» Task requirements:
[a] Answer these about the analogue release post:
(i) What version number did the previous release of analogue carry?
(ii) Where did the author push the update?
(iii) What thresholds does chooseTaxa() let the user set for selecting species?
Mark your answers (i), (ii), (iii), one per line.
[b] Can you put the part of the records that opens at their first line and closes with the line containing "x-tick-label: Kacang-kacangan (595, 509, 611, 634)" into a numbered list, including both ends and leaving out blank lines?

New version of analogue (0.7-0)

Posted on June 1, 2011 by ucfagls in R bloggers, Uncategorized | 0 Comments

[This article was first published on From the bottom of the heap » R, and kindly contributed to R-bloggers]. (You can report issue about the content on this page here)

Want to share your content on R-bloggers? click here if you have a blog, or here if you don't.

Last week I pushed an update of my analogue package to CRAN. The last release (0.6-23) was on CRAN sometime in Mar 2010 so an update was well overdue.

This (0.7-0) is a major update to analogue containing lots of new functionality. The main changes are:

chooseTaxa() is a new utility function for choosing which taxa to select from a species training set. Usual practice is to select the most abundant species (or conversely, not select the rare species) from a data set for plotting or building a transfer function. Whilst this idea might be a bit questionable to an ecologist (surely the rare things are important for something? Or are they? That in itself is an interesting question!) it helps with transfer function model building because to the modelling functions the rare species are often noise. chooseTaxa() allows the user to select species that reach at least a stated abundance (say 2%) and/or are present in at least a stated number of samples (say 5 samples). The distinction allows us to a low abundance taxon that is ubiquitous in a training set.

» Data provided:
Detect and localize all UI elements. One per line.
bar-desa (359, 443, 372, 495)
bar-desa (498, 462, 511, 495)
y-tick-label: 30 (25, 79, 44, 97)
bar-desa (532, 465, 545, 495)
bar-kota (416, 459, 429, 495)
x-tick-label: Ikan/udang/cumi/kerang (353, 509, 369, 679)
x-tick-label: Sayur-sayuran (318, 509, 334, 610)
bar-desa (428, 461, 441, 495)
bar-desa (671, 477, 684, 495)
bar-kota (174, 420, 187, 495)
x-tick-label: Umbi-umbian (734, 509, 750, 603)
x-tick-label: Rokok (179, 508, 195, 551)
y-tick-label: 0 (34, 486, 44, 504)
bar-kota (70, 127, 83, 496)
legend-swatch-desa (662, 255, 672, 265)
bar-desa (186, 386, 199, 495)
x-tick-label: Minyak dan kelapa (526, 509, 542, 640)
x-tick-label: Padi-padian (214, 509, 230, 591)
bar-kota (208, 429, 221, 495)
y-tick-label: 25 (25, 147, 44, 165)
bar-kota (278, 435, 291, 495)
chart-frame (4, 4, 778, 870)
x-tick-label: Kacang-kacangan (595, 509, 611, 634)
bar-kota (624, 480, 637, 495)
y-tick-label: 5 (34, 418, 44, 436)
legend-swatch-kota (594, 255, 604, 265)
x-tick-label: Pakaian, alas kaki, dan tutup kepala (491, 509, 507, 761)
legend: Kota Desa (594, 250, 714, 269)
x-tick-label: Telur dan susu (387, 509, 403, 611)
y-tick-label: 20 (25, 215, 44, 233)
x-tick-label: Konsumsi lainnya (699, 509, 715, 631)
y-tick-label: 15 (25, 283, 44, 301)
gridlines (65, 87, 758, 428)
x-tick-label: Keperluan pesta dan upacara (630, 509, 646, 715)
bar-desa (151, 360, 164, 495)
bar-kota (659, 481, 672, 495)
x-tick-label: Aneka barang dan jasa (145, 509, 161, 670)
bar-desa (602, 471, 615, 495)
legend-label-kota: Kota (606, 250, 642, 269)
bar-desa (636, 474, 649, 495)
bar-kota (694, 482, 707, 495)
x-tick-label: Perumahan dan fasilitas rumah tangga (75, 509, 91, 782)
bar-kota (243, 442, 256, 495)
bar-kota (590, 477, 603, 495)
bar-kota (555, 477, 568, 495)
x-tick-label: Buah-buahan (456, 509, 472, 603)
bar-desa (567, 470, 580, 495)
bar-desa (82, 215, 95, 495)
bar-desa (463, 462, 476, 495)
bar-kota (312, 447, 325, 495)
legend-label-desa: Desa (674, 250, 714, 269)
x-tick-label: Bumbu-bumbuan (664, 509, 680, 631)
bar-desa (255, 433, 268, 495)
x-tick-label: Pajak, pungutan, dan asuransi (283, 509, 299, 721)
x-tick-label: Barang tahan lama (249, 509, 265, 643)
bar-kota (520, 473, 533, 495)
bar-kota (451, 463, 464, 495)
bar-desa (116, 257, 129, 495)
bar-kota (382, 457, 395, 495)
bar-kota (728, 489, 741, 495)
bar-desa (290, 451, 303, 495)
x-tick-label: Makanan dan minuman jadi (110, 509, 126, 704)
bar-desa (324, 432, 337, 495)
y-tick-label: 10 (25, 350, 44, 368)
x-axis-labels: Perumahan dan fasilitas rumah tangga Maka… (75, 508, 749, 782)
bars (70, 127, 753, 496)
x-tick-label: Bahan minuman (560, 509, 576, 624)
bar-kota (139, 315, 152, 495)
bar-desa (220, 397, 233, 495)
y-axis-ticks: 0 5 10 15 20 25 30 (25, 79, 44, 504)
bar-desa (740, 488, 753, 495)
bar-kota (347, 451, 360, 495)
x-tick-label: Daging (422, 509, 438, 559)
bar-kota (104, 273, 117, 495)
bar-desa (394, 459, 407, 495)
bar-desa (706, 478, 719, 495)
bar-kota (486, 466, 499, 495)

» Solved tasks:
[a]
(i) 0.6-23
(ii) CRAN
(iii) A stated minimum abundance (such as 2%) and/or presence in at least a stated number of samples (such as 5 samples).

[b]
1. Detect and localize all UI elements. One per line.
2. bar-desa (359, 443, 372, 495)
3. bar-desa (498, 462, 511, 495)
4. y-tick-label: 30 (25, 79, 44, 97)
5. bar-desa (532, 465, 545, 495)
6. bar-kota (416, 459, 429, 495)
7. x-tick-label: Ikan/udang/cumi/kerang (353, 509, 369, 679)
8. x-tick-label: Sayur-sayuran (318, 509, 334, 610)
9. bar-desa (428, 461, 441, 495)
10. bar-desa (671, 477, 684, 495)
11. bar-kota (174, 420, 187, 495)
12. x-tick-label: Umbi-umbian (734, 509, 750, 603)
13. x-tick-label: Rokok (179, 508, 195, 551)
14. y-tick-label: 0 (34, 486, 44, 504)
15. bar-kota (70, 127, 83, 496)
16. legend-swatch-desa (662, 255, 672, 265)
17. bar-desa (186, 386, 199, 495)
18. x-tick-label: Minyak dan kelapa (526, 509, 542, 640)
19. x-tick-label: Padi-padian (214, 509, 230, 591)
20. bar-kota (208, 429, 221, 495)
21. y-tick-label: 25 (25, 147, 44, 165)
22. bar-kota (278, 435, 291, 495)
23. chart-frame (4, 4, 778, 870)
24. x-tick-label: Kacang-kacangan (595, 509, 611, 634)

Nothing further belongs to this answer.